• _The problem_: Can you print every record below exactly as written?

Stored entries
= = = = = = =

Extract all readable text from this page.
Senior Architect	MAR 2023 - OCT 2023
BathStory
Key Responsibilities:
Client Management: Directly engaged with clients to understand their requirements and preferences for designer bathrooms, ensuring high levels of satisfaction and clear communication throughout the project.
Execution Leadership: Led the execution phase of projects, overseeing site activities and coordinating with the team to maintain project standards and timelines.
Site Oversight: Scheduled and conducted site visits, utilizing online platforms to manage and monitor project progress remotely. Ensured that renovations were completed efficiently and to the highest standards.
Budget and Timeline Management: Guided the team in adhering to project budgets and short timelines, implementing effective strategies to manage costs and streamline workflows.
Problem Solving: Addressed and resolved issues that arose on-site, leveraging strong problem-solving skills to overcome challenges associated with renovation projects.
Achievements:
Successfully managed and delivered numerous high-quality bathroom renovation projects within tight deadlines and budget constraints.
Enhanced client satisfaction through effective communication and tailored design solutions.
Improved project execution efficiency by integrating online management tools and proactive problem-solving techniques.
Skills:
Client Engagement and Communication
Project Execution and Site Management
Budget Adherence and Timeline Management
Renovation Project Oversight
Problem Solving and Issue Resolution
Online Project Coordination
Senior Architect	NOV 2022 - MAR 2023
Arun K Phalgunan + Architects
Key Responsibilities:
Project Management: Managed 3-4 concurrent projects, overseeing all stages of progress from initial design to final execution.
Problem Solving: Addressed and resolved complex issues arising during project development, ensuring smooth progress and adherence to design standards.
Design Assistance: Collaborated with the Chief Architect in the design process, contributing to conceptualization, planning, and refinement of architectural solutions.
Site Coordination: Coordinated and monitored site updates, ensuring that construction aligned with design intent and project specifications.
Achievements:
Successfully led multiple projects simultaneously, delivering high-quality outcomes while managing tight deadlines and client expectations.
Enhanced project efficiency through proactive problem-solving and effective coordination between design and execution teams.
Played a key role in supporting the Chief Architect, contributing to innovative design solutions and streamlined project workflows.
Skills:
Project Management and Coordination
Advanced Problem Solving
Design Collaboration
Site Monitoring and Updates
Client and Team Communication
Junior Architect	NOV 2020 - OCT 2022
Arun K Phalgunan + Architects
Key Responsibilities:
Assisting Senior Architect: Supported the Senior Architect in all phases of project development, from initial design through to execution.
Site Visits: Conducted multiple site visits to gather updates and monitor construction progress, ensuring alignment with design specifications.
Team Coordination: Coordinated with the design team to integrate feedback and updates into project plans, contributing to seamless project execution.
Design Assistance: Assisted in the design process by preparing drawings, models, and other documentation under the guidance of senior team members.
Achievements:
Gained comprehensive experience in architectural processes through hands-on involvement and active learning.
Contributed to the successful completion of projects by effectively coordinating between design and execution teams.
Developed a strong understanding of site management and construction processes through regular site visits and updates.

= = = = = = =

• _Answer to the problem_:
Extract all readable text from this page.
Senior Architect	MAR 2023 - OCT 2023
BathStory
Key Responsibilities:
Client Management: Directly engaged with clients to understand their requirements and preferences for designer bathrooms, ensuring high levels of satisfaction and clear communication throughout the project.
Execution Leadership: Led the execution phase of projects, overseeing site activities and coordinating with the team to maintain project standards and timelines.
Site Oversight: Scheduled and conducted site visits, utilizing online platforms to manage and monitor project progress remotely. Ensured that renovations were completed efficiently and to the highest standards.
Budget and Timeline Management: Guided the team in adhering to project budgets and short timelines, implementing effective strategies to manage costs and streamline workflows.
Problem Solving: Addressed and resolved issues that arose on-site, leveraging strong problem-solving skills to overcome challenges associated with renovation projects.
Achievements:
Successfully managed and delivered numerous high-quality bathroom renovation projects within tight deadlines and budget constraints.
Enhanced client satisfaction through effective communication and tailored design solutions.
Improved project execution efficiency by integrating online management tools and proactive problem-solving techniques.
Skills:
Client Engagement and Communication
Project Execution and Site Management
Budget Adherence and Timeline Management
Renovation Project Oversight
Problem Solving and Issue Resolution
Online Project Coordination
Senior Architect	NOV 2022 - MAR 2023
Arun K Phalgunan + Architects
Key Responsibilities:
Project Management: Managed 3-4 concurrent projects, overseeing all stages of progress from initial design to final execution.
Problem Solving: Addressed and resolved complex issues arising during project development, ensuring smooth progress and adherence to design standards.
Design Assistance: Collaborated with the Chief Architect in the design process, contributing to conceptualization, planning, and refinement of architectural solutions.
Site Coordination: Coordinated and monitored site updates, ensuring that construction aligned with design intent and project specifications.
Achievements:
Successfully led multiple projects simultaneously, delivering high-quality outcomes while managing tight deadlines and client expectations.
Enhanced project efficiency through proactive problem-solving and effective coordination between design and execution teams.
Played a key role in supporting the Chief Architect, contributing to innovative design solutions and streamlined project workflows.
Skills:
Project Management and Coordination
Advanced Problem Solving
Design Collaboration
Site Monitoring and Updates
Client and Team Communication
Junior Architect	NOV 2020 - OCT 2022
Arun K Phalgunan + Architects
Key Responsibilities:
Assisting Senior Architect: Supported the Senior Architect in all phases of project development, from initial design through to execution.
Site Visits: Conducted multiple site visits to gather updates and monitor construction progress, ensuring alignment with design specifications.
Team Coordination: Coordinated with the design team to integrate feedback and updates into project plans, contributing to seamless project execution.
Design Assistance: Assisted in the design process by preparing drawings, models, and other documentation under the guidance of senior team members.
Achievements:
Gained comprehensive experience in architectural processes through hands-on involvement and active learning.
Contributed to the successful completion of projects by effectively coordinating between design and execution teams.
Developed a strong understanding of site management and construction processes through regular site visits and updates.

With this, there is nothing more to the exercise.